The Supreme Court also stated in People v. Succop, 65 A.C. 523, 530, 55 Cal.Rptr. 397, 401, 421 P.2d 405, 409, 'Whatever merit there may be in defendant's claim that he was denied a proper hearing may be reviewed on the appeal from the judgment of conviction, which appeal is now pending. [Citations.]'
The People admit that, at the hearing at which the defendant was committed to Atascadero State Hospital for observation, there were procedural errors. However, if that hearing had resulted favorably to defendant (i. e. in a finding that the was not a probable mentally disordered sex offender), the result would have been that he would have been sentenced for his crime. But the ultimate result of the hearing, the observation that followed, and the superintendent's report, was that the trial court, adopting one of the two alternatives given to it under such a report by section 5512 of the Welfare and Institutions Code, resumed the criminal case and imposed the same sentence as defendant would have received had there been no proceedings under the Mentally Disordered Sex Offender Act. As a result, the errors at the commitment proceeding have not resulted in any prejudice to defendant and he cannot complain of them on this appeal.
To the extent that the proceedings under the Mentally Disordered Sex Offender Act postponed the ultimate imposition of sentence, defendant has suffered some prejudice. By analogy to subdivision (f) of section 1203.03 of the Penal Code, defendant is entitled to credit on his sentence for such period. We have no reason to assume that the Adult Authority will not take the appropriate action.
The minute order of July 1, 1965, is corrected as indicated above; the judgment is affirmed.
FILES, P. J., and JEFFERSON, J., concur.

Page layout parsing data —
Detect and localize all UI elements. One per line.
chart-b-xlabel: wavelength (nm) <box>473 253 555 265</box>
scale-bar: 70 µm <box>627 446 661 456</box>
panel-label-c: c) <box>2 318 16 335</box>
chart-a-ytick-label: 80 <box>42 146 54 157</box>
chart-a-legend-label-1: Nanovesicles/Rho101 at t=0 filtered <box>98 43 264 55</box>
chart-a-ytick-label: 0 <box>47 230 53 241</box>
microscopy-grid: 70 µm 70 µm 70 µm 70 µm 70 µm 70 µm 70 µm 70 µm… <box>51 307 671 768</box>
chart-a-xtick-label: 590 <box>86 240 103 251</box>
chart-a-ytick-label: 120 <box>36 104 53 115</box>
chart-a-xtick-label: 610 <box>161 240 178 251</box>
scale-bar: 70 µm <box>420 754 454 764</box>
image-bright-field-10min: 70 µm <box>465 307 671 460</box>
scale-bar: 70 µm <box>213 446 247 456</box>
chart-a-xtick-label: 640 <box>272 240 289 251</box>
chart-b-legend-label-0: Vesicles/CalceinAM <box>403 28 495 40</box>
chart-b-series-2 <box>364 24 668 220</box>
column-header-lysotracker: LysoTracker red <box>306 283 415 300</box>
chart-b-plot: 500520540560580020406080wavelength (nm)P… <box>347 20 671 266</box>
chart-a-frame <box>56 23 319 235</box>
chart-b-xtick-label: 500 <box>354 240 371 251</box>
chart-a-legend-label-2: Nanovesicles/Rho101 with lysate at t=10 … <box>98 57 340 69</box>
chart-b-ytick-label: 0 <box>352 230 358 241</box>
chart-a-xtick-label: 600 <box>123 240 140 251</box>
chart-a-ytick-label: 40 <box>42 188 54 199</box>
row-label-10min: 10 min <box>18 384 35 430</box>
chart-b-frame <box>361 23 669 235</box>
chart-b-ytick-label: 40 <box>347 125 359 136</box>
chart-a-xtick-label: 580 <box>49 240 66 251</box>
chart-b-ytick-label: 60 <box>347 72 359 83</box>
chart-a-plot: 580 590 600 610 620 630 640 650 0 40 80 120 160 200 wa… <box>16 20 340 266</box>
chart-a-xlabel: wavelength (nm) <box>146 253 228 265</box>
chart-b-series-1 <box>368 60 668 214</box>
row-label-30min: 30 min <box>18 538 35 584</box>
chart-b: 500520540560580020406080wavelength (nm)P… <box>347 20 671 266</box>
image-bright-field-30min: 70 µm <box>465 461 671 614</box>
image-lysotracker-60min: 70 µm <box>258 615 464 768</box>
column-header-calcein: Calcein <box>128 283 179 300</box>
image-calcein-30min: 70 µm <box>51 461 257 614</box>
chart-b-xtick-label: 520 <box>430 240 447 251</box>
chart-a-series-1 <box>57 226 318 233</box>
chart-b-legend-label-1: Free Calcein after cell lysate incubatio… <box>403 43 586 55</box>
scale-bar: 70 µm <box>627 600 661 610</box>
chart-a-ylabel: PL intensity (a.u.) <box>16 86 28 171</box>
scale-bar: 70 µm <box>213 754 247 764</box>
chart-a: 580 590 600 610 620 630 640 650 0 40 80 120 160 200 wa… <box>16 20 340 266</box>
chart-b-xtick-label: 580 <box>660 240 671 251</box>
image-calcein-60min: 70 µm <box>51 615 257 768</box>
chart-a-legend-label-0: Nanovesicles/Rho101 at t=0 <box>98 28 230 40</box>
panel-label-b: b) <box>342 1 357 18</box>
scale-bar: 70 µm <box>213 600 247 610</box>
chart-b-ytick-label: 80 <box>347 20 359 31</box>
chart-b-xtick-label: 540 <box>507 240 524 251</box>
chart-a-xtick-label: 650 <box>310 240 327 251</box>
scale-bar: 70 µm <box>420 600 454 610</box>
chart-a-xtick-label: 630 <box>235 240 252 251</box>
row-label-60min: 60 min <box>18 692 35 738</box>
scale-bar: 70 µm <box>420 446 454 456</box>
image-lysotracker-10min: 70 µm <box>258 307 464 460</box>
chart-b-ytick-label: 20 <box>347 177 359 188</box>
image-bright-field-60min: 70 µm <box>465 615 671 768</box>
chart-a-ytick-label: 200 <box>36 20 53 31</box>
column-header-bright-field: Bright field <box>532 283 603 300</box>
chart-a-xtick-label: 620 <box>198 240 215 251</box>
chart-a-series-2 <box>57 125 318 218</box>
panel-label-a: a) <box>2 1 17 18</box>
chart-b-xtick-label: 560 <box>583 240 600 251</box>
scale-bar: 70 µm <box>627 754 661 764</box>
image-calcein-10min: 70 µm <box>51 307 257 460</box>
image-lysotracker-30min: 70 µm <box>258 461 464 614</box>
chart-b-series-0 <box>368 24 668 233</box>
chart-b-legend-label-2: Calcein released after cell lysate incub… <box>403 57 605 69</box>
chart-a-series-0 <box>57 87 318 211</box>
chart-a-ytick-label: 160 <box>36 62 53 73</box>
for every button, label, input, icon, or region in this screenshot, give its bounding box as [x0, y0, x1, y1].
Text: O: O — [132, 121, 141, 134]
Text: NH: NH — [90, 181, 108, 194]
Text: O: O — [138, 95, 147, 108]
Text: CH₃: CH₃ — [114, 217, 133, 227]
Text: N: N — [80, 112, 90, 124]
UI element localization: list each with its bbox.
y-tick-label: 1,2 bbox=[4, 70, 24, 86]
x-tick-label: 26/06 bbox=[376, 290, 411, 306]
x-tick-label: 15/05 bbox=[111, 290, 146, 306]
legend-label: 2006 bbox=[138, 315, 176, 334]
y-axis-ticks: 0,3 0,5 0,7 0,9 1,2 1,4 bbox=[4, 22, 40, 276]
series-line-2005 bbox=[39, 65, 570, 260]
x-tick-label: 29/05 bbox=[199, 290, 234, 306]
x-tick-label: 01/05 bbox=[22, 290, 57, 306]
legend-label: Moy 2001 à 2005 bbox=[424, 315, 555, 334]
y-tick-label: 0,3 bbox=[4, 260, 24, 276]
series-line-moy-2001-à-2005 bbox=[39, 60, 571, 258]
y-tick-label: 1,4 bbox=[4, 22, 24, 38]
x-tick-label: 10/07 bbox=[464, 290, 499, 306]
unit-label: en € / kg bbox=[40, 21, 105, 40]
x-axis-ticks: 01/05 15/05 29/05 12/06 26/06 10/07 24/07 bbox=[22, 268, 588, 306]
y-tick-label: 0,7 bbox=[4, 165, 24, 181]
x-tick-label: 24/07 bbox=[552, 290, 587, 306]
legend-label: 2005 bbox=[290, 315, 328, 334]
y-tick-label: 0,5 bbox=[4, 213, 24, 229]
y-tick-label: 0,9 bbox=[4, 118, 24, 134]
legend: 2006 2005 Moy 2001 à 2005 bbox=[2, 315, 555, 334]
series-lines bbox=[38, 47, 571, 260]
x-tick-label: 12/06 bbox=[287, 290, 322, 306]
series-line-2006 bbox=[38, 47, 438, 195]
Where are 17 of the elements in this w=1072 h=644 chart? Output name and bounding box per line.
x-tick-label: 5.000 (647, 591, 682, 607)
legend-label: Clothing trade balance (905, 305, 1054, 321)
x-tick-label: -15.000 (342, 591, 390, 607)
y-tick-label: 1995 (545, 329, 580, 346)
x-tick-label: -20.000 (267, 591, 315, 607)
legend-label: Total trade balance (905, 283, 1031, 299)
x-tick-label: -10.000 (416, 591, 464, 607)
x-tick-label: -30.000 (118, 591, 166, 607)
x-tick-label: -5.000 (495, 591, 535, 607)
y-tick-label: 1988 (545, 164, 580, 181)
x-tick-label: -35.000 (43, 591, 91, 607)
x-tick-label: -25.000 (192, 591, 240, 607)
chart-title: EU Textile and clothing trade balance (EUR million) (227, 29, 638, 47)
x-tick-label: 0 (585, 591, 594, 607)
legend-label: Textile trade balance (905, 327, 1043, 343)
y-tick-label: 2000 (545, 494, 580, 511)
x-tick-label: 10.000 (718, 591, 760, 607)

To do — Retype the entire court opinion excerpt word for word. The records have nothing to do with this exercise.

Reply —
The Supreme Court also stated in People v. Succop, 65 A.C. 523, 530, 55 Cal.Rptr. 397, 401, 421 P.2d 405, 409, 'Whatever merit there may be in defendant's claim that he was denied a proper hearing may be reviewed on the appeal from the judgment of conviction, which appeal is now pending. [Citations.]'
The People admit that, at the hearing at which the defendant was committed to Atascadero State Hospital for observation, there were procedural errors. However, if that hearing had resulted favorably to defendant (i. e. in a finding that the was not a probable mentally disordered sex offender), the result would have been that he would have been sentenced for his crime. But the ultimate result of the hearing, the observation that followed, and the superintendent's report, was that the trial court, adopting one of the two alternatives given to it under such a report by section 5512 of the Welfare and Institutions Code, resumed the criminal case and imposed the same sentence as defendant would have received had there been no proceedings under the Mentally Disordered Sex Offender Act. As a result, the errors at the commitment proceeding have not resulted in any prejudice to defendant and he cannot complain of them on this appeal.
To the extent that the proceedings under the Mentally Disordered Sex Offender Act postponed the ultimate imposition of sentence, defendant has suffered some prejudice. By analogy to subdivision (f) of section 1203.03 of the Penal Code, defendant is entitled to credit on his sentence for such period. We have no reason to assume that the Adult Authority will not take the appropriate action.
The minute order of July 1, 1965, is corrected as indicated above; the judgment is affirmed.
FILES, P. J., and JEFFERSON, J., concur.